## Exercise goal
Note each line that includes the word "will". Copy those lines.

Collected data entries
-- begin --

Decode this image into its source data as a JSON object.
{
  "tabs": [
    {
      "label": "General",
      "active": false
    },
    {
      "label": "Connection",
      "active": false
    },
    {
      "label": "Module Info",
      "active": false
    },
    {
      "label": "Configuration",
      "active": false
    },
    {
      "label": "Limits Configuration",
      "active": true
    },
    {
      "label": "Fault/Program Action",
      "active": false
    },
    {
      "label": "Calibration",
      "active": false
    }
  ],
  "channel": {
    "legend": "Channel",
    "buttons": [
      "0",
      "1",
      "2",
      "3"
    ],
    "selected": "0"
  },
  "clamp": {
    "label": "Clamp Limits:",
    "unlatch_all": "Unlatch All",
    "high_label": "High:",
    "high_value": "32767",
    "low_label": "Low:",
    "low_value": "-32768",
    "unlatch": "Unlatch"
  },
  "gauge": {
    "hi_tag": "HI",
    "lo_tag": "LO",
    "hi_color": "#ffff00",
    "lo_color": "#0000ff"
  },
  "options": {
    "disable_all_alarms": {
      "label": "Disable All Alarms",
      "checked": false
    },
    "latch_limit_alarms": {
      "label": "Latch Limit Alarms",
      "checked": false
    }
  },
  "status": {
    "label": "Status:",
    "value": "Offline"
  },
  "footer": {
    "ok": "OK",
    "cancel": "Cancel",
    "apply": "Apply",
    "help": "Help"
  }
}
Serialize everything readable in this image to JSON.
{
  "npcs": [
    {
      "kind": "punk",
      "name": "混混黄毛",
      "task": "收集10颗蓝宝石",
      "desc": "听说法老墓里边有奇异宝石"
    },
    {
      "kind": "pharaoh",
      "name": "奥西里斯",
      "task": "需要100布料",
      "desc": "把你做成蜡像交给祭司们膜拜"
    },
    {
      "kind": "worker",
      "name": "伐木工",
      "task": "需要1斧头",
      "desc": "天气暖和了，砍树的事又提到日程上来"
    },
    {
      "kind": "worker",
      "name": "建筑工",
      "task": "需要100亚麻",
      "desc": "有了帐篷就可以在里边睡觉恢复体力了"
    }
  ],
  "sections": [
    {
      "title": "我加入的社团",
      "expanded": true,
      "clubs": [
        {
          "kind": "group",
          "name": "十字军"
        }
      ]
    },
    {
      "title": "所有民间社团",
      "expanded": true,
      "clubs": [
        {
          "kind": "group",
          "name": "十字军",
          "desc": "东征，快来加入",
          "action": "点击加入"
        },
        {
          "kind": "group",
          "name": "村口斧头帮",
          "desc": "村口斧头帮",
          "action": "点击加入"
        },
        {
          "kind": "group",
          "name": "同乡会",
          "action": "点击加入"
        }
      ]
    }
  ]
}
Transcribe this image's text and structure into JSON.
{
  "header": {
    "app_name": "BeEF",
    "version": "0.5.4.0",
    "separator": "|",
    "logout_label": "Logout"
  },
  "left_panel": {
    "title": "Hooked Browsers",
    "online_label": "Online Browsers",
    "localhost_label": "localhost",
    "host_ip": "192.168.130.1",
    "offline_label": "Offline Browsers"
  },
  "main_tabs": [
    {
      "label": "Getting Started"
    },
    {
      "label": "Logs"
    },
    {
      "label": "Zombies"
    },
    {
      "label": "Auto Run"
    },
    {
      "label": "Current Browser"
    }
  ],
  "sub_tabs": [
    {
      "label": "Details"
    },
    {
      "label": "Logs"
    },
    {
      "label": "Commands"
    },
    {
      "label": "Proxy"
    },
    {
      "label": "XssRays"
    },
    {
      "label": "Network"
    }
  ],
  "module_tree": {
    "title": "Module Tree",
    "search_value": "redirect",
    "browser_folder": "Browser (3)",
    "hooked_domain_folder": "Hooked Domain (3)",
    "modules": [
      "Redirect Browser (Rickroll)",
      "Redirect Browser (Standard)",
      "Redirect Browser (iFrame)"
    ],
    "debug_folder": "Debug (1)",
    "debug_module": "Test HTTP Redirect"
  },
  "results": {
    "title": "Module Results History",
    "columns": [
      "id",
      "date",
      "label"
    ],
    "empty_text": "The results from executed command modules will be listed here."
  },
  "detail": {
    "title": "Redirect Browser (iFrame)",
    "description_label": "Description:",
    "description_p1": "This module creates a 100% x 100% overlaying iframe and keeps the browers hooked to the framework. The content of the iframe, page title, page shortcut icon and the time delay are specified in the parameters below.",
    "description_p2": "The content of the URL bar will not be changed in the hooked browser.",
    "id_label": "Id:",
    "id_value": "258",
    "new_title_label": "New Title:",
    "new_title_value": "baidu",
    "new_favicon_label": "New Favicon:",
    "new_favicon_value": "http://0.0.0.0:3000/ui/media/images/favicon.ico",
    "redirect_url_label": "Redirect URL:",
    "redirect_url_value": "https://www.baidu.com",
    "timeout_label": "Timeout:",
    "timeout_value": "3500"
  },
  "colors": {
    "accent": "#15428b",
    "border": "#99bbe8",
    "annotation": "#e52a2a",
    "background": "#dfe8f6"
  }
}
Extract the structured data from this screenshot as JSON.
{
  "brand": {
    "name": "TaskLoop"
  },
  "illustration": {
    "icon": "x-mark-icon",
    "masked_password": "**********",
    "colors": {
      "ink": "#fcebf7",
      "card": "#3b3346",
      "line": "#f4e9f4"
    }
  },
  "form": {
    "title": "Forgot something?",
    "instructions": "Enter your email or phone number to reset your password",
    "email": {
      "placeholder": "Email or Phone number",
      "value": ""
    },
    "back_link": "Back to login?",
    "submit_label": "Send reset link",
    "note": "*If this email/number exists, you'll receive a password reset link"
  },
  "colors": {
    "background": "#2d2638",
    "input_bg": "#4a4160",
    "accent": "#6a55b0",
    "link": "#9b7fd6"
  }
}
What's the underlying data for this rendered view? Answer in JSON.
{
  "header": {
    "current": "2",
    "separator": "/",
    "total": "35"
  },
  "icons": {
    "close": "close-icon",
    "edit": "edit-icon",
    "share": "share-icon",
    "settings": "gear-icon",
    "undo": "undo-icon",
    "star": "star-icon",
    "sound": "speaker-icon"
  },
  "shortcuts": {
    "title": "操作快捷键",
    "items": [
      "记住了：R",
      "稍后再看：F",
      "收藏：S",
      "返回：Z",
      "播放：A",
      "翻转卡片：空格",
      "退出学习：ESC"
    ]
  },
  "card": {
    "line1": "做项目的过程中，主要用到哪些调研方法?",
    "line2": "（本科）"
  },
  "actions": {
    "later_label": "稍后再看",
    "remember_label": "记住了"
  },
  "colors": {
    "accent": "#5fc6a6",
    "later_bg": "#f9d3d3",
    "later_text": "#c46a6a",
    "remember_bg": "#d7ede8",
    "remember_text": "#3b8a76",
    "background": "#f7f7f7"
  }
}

-- end --

## Completed exercise
    "empty_text": "The results from executed command modules will be listed here."
    "description_p2": "The content of the URL bar will not be changed in the hooked browser.",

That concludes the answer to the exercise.